Search the material below for the word "Pace" and copy every line in which it occurs.

* BEGIN GIVEN INFORMATION *

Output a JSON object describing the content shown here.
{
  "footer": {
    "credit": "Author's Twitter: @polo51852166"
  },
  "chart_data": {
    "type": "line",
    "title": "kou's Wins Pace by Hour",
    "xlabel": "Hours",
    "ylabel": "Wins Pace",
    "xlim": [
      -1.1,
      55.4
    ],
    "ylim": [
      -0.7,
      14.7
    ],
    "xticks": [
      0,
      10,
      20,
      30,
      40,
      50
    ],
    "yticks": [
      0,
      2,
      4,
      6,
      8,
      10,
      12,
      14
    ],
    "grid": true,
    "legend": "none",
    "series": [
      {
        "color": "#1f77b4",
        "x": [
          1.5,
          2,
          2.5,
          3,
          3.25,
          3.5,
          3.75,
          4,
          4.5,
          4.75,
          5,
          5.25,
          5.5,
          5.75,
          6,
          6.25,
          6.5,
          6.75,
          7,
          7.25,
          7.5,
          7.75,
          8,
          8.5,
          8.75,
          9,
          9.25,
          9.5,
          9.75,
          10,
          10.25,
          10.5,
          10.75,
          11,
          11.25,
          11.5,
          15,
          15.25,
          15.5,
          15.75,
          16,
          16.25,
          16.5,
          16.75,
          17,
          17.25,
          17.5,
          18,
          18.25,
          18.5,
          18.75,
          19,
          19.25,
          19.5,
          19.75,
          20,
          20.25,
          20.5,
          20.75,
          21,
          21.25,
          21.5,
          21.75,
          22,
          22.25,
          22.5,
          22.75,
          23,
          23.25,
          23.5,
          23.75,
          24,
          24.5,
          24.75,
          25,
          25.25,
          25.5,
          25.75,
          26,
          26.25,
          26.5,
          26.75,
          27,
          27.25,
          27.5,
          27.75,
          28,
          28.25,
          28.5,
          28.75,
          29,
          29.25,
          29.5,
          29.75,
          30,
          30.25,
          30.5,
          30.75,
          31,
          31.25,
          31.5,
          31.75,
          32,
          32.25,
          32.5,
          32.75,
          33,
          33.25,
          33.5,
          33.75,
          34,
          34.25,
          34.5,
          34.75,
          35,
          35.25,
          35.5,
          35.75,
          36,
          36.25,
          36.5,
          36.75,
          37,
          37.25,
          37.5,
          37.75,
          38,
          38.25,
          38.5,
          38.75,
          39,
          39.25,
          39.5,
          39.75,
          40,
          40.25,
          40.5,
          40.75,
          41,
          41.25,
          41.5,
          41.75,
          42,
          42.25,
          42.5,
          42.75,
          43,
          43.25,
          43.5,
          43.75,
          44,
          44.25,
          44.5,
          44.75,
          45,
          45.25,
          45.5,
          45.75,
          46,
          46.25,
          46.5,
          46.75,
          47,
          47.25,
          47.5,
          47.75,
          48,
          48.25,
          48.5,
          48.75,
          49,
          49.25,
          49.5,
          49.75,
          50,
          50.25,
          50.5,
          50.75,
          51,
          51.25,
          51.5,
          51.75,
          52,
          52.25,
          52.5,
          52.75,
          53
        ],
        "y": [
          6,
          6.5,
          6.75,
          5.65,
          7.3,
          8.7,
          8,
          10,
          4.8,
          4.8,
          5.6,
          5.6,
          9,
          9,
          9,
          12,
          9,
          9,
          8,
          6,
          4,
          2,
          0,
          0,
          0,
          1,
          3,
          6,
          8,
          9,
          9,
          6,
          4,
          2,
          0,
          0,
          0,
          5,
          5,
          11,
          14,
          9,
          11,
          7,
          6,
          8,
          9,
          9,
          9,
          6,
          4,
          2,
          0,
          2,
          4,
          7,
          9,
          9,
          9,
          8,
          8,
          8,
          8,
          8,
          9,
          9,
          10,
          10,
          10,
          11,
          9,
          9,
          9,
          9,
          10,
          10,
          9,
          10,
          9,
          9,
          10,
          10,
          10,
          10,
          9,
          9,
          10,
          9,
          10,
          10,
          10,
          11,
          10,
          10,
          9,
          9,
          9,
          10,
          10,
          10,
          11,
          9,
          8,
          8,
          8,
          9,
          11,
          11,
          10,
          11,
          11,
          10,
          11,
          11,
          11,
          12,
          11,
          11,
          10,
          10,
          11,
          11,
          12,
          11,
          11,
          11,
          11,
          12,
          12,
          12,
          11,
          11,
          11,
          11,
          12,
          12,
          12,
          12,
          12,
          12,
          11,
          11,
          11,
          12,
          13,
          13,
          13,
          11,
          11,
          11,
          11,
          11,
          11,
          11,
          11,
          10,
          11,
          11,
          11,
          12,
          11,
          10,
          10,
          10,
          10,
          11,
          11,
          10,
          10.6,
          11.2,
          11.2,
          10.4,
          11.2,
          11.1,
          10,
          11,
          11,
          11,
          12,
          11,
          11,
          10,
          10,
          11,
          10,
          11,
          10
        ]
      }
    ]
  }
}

* END GIVEN INFORMATION *

> **COMPLETED EXERCISE**:
    "title": "kou's Wins Pace by Hour",
    "ylabel": "Wins Pace",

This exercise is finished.